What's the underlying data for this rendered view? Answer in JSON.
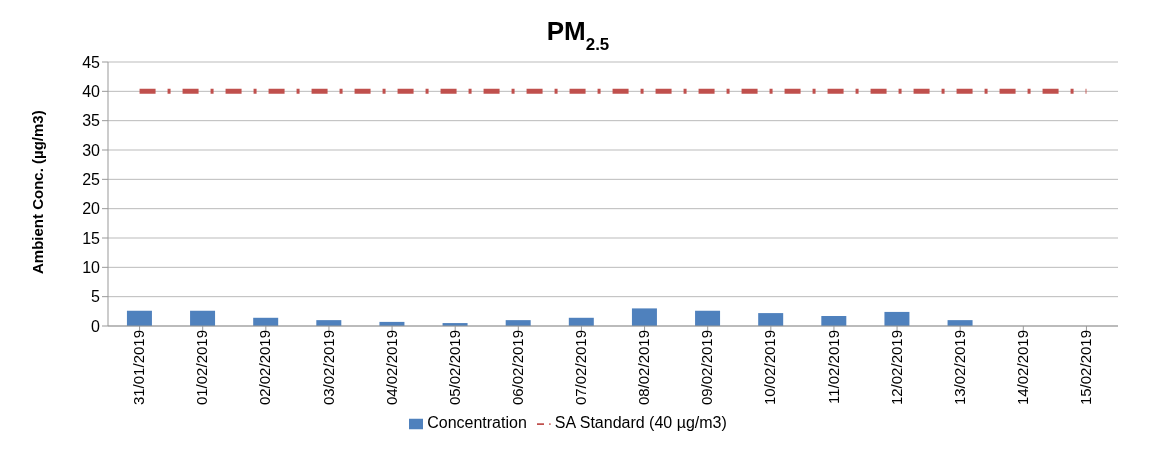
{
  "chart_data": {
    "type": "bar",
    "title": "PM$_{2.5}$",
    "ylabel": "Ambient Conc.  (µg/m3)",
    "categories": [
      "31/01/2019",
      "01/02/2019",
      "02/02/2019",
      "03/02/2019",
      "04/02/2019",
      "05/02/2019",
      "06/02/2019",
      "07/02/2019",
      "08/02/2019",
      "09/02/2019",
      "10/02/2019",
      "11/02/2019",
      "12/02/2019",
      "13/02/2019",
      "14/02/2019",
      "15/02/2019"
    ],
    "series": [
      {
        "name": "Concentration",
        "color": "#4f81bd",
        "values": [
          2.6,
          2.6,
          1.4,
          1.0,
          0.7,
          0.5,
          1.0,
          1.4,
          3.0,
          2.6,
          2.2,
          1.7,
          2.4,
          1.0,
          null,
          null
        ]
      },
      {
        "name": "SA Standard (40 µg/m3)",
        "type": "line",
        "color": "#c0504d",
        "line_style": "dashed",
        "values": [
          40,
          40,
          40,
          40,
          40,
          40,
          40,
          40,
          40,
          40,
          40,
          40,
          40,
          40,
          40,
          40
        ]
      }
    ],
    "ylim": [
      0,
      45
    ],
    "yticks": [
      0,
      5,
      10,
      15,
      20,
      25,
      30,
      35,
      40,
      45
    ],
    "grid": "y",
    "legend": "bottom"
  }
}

==

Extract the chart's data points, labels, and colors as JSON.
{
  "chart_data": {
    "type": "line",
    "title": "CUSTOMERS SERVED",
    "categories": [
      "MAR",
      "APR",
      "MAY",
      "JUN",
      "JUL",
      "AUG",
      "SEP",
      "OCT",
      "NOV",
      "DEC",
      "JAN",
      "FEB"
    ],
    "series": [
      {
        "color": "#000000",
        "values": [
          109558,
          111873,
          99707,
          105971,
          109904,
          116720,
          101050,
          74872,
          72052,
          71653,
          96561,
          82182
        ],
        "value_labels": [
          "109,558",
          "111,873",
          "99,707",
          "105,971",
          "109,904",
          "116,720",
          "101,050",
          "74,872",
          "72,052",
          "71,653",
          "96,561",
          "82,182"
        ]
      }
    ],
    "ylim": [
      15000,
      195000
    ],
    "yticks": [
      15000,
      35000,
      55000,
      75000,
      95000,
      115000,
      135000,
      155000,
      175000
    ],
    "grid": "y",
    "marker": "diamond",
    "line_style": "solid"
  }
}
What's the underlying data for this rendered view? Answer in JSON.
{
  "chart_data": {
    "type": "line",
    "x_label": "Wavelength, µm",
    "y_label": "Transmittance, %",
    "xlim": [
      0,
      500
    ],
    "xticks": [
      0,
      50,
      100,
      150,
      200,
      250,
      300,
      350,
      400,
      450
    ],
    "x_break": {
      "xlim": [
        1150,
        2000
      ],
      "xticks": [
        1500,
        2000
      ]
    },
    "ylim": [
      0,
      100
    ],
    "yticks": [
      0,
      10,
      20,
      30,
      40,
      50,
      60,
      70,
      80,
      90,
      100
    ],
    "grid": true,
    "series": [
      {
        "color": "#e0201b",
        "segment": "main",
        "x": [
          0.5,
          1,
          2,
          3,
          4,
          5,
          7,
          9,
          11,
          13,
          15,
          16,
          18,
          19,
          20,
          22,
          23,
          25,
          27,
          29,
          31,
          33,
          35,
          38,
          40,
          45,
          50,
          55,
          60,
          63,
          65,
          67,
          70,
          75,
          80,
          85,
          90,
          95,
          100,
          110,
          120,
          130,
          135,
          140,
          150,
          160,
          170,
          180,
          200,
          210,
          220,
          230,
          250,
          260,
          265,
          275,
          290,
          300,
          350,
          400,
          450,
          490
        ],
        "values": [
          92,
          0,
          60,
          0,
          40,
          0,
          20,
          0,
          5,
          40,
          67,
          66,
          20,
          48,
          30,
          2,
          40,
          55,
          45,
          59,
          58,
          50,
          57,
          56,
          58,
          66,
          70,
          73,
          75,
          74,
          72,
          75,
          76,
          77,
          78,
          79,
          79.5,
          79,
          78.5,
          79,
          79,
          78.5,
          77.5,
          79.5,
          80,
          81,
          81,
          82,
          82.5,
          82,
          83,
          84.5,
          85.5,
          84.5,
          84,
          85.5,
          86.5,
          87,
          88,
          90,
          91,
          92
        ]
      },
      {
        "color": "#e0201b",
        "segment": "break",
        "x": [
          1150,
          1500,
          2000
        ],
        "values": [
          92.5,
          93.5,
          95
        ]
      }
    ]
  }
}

...

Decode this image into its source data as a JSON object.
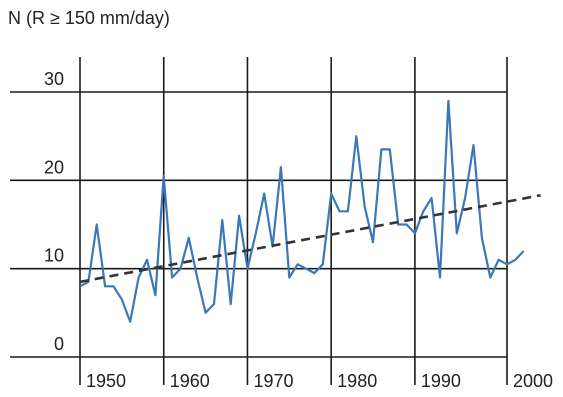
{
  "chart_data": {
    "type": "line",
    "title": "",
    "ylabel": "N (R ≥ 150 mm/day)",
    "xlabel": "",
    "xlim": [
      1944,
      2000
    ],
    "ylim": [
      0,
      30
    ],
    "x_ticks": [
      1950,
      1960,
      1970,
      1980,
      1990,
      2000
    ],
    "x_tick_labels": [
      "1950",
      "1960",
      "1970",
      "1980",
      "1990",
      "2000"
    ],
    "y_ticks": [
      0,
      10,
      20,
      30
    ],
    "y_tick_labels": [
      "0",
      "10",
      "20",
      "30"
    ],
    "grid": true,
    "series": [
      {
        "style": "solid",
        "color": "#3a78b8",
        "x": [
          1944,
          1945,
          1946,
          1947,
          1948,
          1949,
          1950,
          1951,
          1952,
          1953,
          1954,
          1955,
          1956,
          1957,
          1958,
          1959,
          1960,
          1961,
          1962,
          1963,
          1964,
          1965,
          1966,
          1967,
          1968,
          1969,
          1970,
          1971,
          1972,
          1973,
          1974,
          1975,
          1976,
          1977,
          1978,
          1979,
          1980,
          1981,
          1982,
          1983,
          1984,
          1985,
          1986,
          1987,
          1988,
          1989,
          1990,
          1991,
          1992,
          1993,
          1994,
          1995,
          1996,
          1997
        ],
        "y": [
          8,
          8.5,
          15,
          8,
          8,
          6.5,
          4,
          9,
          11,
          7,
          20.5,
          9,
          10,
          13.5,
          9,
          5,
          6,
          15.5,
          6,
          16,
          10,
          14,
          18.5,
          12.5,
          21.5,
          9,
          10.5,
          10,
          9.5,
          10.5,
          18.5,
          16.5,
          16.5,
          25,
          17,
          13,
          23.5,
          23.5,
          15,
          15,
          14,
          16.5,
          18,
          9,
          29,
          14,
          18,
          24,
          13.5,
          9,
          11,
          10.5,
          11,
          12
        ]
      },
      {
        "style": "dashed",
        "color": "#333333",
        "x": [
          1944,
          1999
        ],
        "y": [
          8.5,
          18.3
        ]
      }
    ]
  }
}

TASK DIRECTIONS:
Return each line where "ylabel" shows up.

COMPLETE ANSWER:
    "ylabel": "Ambient Conc.  (µg/m3)",
    "ylabel": "N (R ≥ 150 mm/day)",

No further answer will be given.